REQUIREMENT. Copy every line of the listing exactly.

GIVEN RECORDS.
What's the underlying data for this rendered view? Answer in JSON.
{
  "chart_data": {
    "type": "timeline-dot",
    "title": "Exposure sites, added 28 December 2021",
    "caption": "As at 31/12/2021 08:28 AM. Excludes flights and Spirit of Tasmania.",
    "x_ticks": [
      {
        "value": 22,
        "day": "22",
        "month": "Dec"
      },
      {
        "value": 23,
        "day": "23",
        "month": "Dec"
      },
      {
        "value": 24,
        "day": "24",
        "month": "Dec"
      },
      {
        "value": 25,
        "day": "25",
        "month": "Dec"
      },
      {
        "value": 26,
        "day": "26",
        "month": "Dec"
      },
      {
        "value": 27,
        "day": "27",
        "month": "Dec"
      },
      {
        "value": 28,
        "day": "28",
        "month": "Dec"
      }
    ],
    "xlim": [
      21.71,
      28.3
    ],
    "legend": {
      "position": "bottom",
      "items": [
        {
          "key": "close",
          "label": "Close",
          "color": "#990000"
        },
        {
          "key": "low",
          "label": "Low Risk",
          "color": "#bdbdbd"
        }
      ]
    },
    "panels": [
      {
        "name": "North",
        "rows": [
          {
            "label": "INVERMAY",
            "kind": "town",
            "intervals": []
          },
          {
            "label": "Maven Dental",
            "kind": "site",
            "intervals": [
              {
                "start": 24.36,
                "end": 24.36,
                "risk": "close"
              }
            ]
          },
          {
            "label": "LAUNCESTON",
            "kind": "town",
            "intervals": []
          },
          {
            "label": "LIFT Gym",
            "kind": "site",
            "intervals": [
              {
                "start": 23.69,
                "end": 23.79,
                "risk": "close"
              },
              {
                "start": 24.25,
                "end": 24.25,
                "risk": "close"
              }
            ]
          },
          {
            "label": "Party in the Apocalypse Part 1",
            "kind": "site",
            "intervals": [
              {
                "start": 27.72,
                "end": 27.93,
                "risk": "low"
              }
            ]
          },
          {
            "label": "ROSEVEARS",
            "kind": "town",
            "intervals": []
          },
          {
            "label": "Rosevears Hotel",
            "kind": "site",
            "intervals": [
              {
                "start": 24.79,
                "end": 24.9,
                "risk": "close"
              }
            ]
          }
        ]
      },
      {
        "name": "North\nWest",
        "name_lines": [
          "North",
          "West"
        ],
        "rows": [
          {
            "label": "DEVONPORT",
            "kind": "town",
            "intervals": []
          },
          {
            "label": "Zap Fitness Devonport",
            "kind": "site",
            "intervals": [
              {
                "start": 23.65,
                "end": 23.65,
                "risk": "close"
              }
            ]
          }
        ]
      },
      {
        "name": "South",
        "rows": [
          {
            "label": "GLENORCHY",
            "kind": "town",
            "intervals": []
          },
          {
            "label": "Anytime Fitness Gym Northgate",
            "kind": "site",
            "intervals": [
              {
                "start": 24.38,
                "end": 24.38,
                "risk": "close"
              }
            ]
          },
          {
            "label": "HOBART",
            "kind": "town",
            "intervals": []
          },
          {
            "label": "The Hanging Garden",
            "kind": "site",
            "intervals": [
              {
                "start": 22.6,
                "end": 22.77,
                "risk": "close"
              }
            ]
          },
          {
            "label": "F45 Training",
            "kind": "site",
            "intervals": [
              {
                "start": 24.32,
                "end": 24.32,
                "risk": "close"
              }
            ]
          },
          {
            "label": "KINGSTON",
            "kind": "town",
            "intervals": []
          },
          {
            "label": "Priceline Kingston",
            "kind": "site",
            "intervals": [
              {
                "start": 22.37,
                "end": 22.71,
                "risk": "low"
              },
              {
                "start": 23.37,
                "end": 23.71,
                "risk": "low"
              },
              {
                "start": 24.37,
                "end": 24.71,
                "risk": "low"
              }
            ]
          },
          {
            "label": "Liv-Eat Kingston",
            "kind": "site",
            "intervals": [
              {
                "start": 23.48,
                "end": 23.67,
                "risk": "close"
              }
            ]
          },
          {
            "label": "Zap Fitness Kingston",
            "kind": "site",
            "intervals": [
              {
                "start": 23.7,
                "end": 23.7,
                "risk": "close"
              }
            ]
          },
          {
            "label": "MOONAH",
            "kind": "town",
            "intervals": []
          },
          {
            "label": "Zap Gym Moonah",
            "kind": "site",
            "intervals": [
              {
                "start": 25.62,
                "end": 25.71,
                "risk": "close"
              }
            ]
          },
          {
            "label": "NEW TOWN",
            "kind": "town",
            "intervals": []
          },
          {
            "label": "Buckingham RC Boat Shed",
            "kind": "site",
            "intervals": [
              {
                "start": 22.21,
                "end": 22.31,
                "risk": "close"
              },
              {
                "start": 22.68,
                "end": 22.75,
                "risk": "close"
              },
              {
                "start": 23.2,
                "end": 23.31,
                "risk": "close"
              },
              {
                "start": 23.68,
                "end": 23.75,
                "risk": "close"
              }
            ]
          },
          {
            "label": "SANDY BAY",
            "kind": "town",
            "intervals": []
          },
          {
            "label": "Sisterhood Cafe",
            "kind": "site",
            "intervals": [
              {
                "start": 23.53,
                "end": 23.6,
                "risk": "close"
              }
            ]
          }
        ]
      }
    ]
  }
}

FINISHED TASK.
What's the underlying data for this rendered view? Answer in JSON.
{
  "chart_data": {
    "type": "timeline-dot",
    "title": "Exposure sites, added 28 December 2021",
    "caption": "As at 31/12/2021 08:28 AM. Excludes flights and Spirit of Tasmania.",
    "x_ticks": [
      {
        "value": 22,
        "day": "22",
        "month": "Dec"
      },
      {
        "value": 23,
        "day": "23",
        "month": "Dec"
      },
      {
        "value": 24,
        "day": "24",
        "month": "Dec"
      },
      {
        "value": 25,
        "day": "25",
        "month": "Dec"
      },
      {
        "value": 26,
        "day": "26",
        "month": "Dec"
      },
      {
        "value": 27,
        "day": "27",
        "month": "Dec"
      },
      {
        "value": 28,
        "day": "28",
        "month": "Dec"
      }
    ],
    "xlim": [
      21.71,
      28.3
    ],
    "legend": {
      "position": "bottom",
      "items": [
        {
          "key": "close",
          "label": "Close",
          "color": "#990000"
        },
        {
          "key": "low",
          "label": "Low Risk",
          "color": "#bdbdbd"
        }
      ]
    },
    "panels": [
      {
        "name": "North",
        "rows": [
          {
            "label": "INVERMAY",
            "kind": "town",
            "intervals": []
          },
          {
            "label": "Maven Dental",
            "kind": "site",
            "intervals": [
              {
                "start": 24.36,
                "end": 24.36,
                "risk": "close"
              }
            ]
          },
          {
            "label": "LAUNCESTON",
            "kind": "town",
            "intervals": []
          },
          {
            "label": "LIFT Gym",
            "kind": "site",
            "intervals": [
              {
                "start": 23.69,
                "end": 23.79,
                "risk": "close"
              },
              {
                "start": 24.25,
                "end": 24.25,
                "risk": "close"
              }
            ]
          },
          {
            "label": "Party in the Apocalypse Part 1",
            "kind": "site",
            "intervals": [
              {
                "start": 27.72,
                "end": 27.93,
                "risk": "low"
              }
            ]
          },
          {
            "label": "ROSEVEARS",
            "kind": "town",
            "intervals": []
          },
          {
            "label": "Rosevears Hotel",
            "kind": "site",
            "intervals": [
              {
                "start": 24.79,
                "end": 24.9,
                "risk": "close"
              }
            ]
          }
        ]
      },
      {
        "name": "North\nWest",
        "name_lines": [
          "North",
          "West"
        ],
        "rows": [
          {
            "label": "DEVONPORT",
            "kind": "town",
            "intervals": []
          },
          {
            "label": "Zap Fitness Devonport",
            "kind": "site",
            "intervals": [
              {
                "start": 23.65,
                "end": 23.65,
                "risk": "close"
              }
            ]
          }
        ]
      },
      {
        "name": "South",
        "rows": [
          {
            "label": "GLENORCHY",
            "kind": "town",
            "intervals": []
          },
          {
            "label": "Anytime Fitness Gym Northgate",
            "kind": "site",
            "intervals": [
              {
                "start": 24.38,
                "end": 24.38,
                "risk": "close"
              }
            ]
          },
          {
            "label": "HOBART",
            "kind": "town",
            "intervals": []
          },
          {
            "label": "The Hanging Garden",
            "kind": "site",
            "intervals": [
              {
                "start": 22.6,
                "end": 22.77,
                "risk": "close"
              }
            ]
          },
          {
            "label": "F45 Training",
            "kind": "site",
            "intervals": [
              {
                "start": 24.32,
                "end": 24.32,
                "risk": "close"
              }
            ]
          },
          {
            "label": "KINGSTON",
            "kind": "town",
            "intervals": []
          },
          {
            "label": "Priceline Kingston",
            "kind": "site",
            "intervals": [
              {
                "start": 22.37,
                "end": 22.71,
                "risk": "low"
              },
              {
                "start": 23.37,
                "end": 23.71,
                "risk": "low"
              },
              {
                "start": 24.37,
                "end": 24.71,
                "risk": "low"
              }
            ]
          },
          {
            "label": "Liv-Eat Kingston",
            "kind": "site",
            "intervals": [
              {
                "start": 23.48,
                "end": 23.67,
                "risk": "close"
              }
            ]
          },
          {
            "label": "Zap Fitness Kingston",
            "kind": "site",
            "intervals": [
              {
                "start": 23.7,
                "end": 23.7,
                "risk": "close"
              }
            ]
          },
          {
            "label": "MOONAH",
            "kind": "town",
            "intervals": []
          },
          {
            "label": "Zap Gym Moonah",
            "kind": "site",
            "intervals": [
              {
                "start": 25.62,
                "end": 25.71,
                "risk": "close"
              }
            ]
          },
          {
            "label": "NEW TOWN",
            "kind": "town",
            "intervals": []
          },
          {
            "label": "Buckingham RC Boat Shed",
            "kind": "site",
            "intervals": [
              {
                "start": 22.21,
                "end": 22.31,
                "risk": "close"
              },
              {
                "start": 22.68,
                "end": 22.75,
                "risk": "close"
              },
              {
                "start": 23.2,
                "end": 23.31,
                "risk": "close"
              },
              {
                "start": 23.68,
                "end": 23.75,
                "risk": "close"
              }
            ]
          },
          {
            "label": "SANDY BAY",
            "kind": "town",
            "intervals": []
          },
          {
            "label": "Sisterhood Cafe",
            "kind": "site",
            "intervals": [
              {
                "start": 23.53,
                "end": 23.6,
                "risk": "close"
              }
            ]
          }
        ]
      }
    ]
  }
}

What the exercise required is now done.